▸ PROBLEM STATEMENT
Tally the lines in the listing below that contain "dziecka" and report the tally alone.

______________________________

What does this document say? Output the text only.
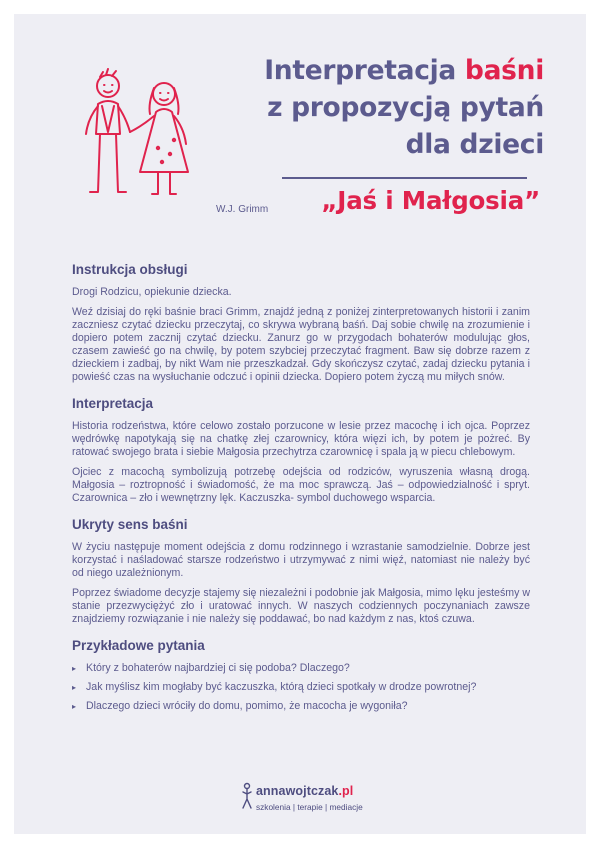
Interpretacja baśni
z propozycją pytań
dla dzieci
W.J. Grimm „Jaś i Małgosia”
Instrukcja obsługi

Drogi Rodzicu, opiekunie dziecka.

Weź dzisiaj do ręki baśnie braci Grimm, znajdź jedną z poniżej zinterpretowanych historii i zanim zaczniesz czytać dziecku przeczytaj, co skrywa wybraną baśń. Daj sobie chwilę na zrozumienie i dopiero potem zacznij czytać dziecku. Zanurz go w przygodach bohaterów modulując głos, czasem zawieść go na chwilę, by potem szybciej przeczytać fragment. Baw się dobrze razem z dzieckiem i zadbaj, by nikt Wam nie przeszkadzał. Gdy skończysz czytać, zadaj dziecku pytania i powieść czas na wysłuchanie odczuć i opinii dziecka. Dopiero potem życzą mu miłych snów.

Interpretacja

Historia rodzeństwa, które celowo zostało porzucone w lesie przez macochę i ich ojca. Poprzez wędrówkę napotykają się na chatkę złej czarownicy, która więzi ich, by potem je pożreć. By ratować swojego brata i siebie Małgosia przechytrza czarownicę i spala ją w piecu chlebowym.

Ojciec z macochą symbolizują potrzebę odejścia od rodziców, wyruszenia własną drogą. Małgosia – roztropność i świadomość, że ma moc sprawczą. Jaś – odpowiedzialność i spryt. Czarownica – zło i wewnętrzny lęk. Kaczuszka- symbol duchowego wsparcia.

Ukryty sens baśni

W życiu następuje moment odejścia z domu rodzinnego i wzrastanie samodzielnie. Dobrze jest korzystać i naśladować starsze rodzeństwo i utrzymywać z nimi więź, natomiast nie należy być od niego uzależnionym.

Poprzez świadome decyzje stajemy się niezależni i podobnie jak Małgosia, mimo lęku jesteśmy w stanie przezwyciężyć zło i uratować innych. W naszych codziennych poczynaniach zawsze znajdziemy rozwiązanie i nie należy się poddawać, bo nad każdym z nas, ktoś czuwa.

Przykładowe pytania
▸ Który z bohaterów najbardziej ci się podoba? Dlaczego?
▸ Jak myślisz kim mogłaby być kaczuszka, którą dzieci spotkały w drodze powrotnej?
▸ Dlaczego dzieci wróciły do domu, pomimo, że macocha je wygoniła?
annawojtczak.pl
szkolenia | terapie | mediacje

______________________________

▸ CORRECT ANSWER
2